* BEGIN Supplied material *

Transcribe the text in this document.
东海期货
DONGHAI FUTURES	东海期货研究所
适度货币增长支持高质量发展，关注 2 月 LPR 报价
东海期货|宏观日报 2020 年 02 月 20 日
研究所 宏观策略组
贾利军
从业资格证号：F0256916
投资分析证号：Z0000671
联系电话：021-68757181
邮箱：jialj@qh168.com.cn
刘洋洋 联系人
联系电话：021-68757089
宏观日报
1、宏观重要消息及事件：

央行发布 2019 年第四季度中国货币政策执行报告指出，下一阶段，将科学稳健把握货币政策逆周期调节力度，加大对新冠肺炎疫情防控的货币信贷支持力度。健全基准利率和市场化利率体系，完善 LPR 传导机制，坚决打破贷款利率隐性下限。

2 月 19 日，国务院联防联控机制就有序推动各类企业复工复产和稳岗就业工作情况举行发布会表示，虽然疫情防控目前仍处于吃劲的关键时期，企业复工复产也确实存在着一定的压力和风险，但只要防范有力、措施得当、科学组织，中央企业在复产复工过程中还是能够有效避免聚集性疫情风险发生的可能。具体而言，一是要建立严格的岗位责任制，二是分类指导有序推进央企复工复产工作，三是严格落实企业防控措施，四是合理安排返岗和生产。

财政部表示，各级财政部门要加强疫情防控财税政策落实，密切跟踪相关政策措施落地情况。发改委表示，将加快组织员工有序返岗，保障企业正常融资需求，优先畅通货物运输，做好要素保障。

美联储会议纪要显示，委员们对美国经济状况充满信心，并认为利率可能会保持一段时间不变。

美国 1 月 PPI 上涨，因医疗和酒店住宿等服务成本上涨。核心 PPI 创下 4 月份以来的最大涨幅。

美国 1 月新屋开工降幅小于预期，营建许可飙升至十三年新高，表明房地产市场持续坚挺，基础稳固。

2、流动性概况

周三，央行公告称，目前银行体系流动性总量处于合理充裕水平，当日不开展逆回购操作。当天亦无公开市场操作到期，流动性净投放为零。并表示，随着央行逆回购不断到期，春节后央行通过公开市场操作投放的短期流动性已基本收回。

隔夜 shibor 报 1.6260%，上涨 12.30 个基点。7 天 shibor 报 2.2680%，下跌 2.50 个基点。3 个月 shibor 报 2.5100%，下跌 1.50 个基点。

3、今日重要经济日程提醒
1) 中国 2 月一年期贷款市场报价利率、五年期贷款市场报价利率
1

* END Supplied material *

• **Brief**
Print every line of the records exactly. Omit nothing.

• **Correct response**
Transcribe the text in this document.
东海期货
DONGHAI FUTURES	东海期货研究所
适度货币增长支持高质量发展，关注 2 月 LPR 报价
东海期货|宏观日报 2020 年 02 月 20 日
研究所 宏观策略组
贾利军
从业资格证号：F0256916
投资分析证号：Z0000671
联系电话：021-68757181
邮箱：jialj@qh168.com.cn
刘洋洋 联系人
联系电话：021-68757089
宏观日报
1、宏观重要消息及事件：

央行发布 2019 年第四季度中国货币政策执行报告指出，下一阶段，将科学稳健把握货币政策逆周期调节力度，加大对新冠肺炎疫情防控的货币信贷支持力度。健全基准利率和市场化利率体系，完善 LPR 传导机制，坚决打破贷款利率隐性下限。

2 月 19 日，国务院联防联控机制就有序推动各类企业复工复产和稳岗就业工作情况举行发布会表示，虽然疫情防控目前仍处于吃劲的关键时期，企业复工复产也确实存在着一定的压力和风险，但只要防范有力、措施得当、科学组织，中央企业在复产复工过程中还是能够有效避免聚集性疫情风险发生的可能。具体而言，一是要建立严格的岗位责任制，二是分类指导有序推进央企复工复产工作，三是严格落实企业防控措施，四是合理安排返岗和生产。

财政部表示，各级财政部门要加强疫情防控财税政策落实，密切跟踪相关政策措施落地情况。发改委表示，将加快组织员工有序返岗，保障企业正常融资需求，优先畅通货物运输，做好要素保障。

美联储会议纪要显示，委员们对美国经济状况充满信心，并认为利率可能会保持一段时间不变。

美国 1 月 PPI 上涨，因医疗和酒店住宿等服务成本上涨。核心 PPI 创下 4 月份以来的最大涨幅。

美国 1 月新屋开工降幅小于预期，营建许可飙升至十三年新高，表明房地产市场持续坚挺，基础稳固。

2、流动性概况

周三，央行公告称，目前银行体系流动性总量处于合理充裕水平，当日不开展逆回购操作。当天亦无公开市场操作到期，流动性净投放为零。并表示，随着央行逆回购不断到期，春节后央行通过公开市场操作投放的短期流动性已基本收回。

隔夜 shibor 报 1.6260%，上涨 12.30 个基点。7 天 shibor 报 2.2680%，下跌 2.50 个基点。3 个月 shibor 报 2.5100%，下跌 1.50 个基点。

3、今日重要经济日程提醒
1) 中国 2 月一年期贷款市场报价利率、五年期贷款市场报价利率
1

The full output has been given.